* [Set task]
In the records below, find each line with the word "ученика" and copy it.

(Items listed in a dataset)

——

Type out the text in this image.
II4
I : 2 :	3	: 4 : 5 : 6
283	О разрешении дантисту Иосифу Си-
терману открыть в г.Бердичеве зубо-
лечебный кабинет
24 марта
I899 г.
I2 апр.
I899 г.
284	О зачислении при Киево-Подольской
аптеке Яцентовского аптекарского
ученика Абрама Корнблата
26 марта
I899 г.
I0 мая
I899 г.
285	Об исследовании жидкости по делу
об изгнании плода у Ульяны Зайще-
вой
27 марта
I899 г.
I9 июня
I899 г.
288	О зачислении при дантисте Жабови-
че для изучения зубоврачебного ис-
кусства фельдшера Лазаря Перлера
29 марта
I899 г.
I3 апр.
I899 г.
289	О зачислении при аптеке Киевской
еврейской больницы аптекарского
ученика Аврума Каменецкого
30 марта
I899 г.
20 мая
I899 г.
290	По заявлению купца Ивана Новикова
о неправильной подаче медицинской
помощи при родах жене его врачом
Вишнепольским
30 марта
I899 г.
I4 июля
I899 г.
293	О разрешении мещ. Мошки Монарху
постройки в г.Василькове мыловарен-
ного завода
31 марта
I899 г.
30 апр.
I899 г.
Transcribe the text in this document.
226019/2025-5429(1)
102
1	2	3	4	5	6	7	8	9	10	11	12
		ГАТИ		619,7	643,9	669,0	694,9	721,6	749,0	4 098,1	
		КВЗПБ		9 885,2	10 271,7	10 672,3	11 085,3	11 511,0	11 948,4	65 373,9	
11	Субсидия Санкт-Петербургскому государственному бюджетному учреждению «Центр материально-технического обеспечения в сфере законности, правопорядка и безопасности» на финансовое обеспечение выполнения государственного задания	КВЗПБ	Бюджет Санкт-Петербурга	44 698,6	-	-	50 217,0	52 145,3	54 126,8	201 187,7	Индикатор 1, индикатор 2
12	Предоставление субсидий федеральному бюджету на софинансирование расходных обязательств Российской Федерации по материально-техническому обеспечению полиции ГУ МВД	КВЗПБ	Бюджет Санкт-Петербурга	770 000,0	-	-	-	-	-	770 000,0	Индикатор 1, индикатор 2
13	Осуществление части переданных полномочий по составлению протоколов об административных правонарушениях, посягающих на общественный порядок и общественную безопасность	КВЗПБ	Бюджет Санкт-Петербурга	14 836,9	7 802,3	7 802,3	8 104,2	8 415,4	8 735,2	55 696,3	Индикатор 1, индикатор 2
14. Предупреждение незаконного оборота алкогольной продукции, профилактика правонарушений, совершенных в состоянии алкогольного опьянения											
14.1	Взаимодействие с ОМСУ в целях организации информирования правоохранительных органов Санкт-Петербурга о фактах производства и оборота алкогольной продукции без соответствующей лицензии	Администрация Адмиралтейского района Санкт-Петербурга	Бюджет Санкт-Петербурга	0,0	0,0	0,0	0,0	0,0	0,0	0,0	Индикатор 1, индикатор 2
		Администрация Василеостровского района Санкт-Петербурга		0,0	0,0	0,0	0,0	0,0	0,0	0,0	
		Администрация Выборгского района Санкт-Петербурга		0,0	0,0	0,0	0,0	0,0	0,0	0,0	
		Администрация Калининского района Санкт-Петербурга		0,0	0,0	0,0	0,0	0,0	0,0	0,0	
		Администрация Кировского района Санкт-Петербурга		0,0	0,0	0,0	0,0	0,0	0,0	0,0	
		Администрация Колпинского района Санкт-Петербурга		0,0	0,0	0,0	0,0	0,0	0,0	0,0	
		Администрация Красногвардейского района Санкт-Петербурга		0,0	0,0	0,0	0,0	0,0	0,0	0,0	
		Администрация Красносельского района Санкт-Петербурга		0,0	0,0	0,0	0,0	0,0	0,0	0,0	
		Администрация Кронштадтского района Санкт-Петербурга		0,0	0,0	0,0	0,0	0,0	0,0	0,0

——

* [Answer to this task]
ученика Абрама Корнблата
ученика Аврума Каменецкого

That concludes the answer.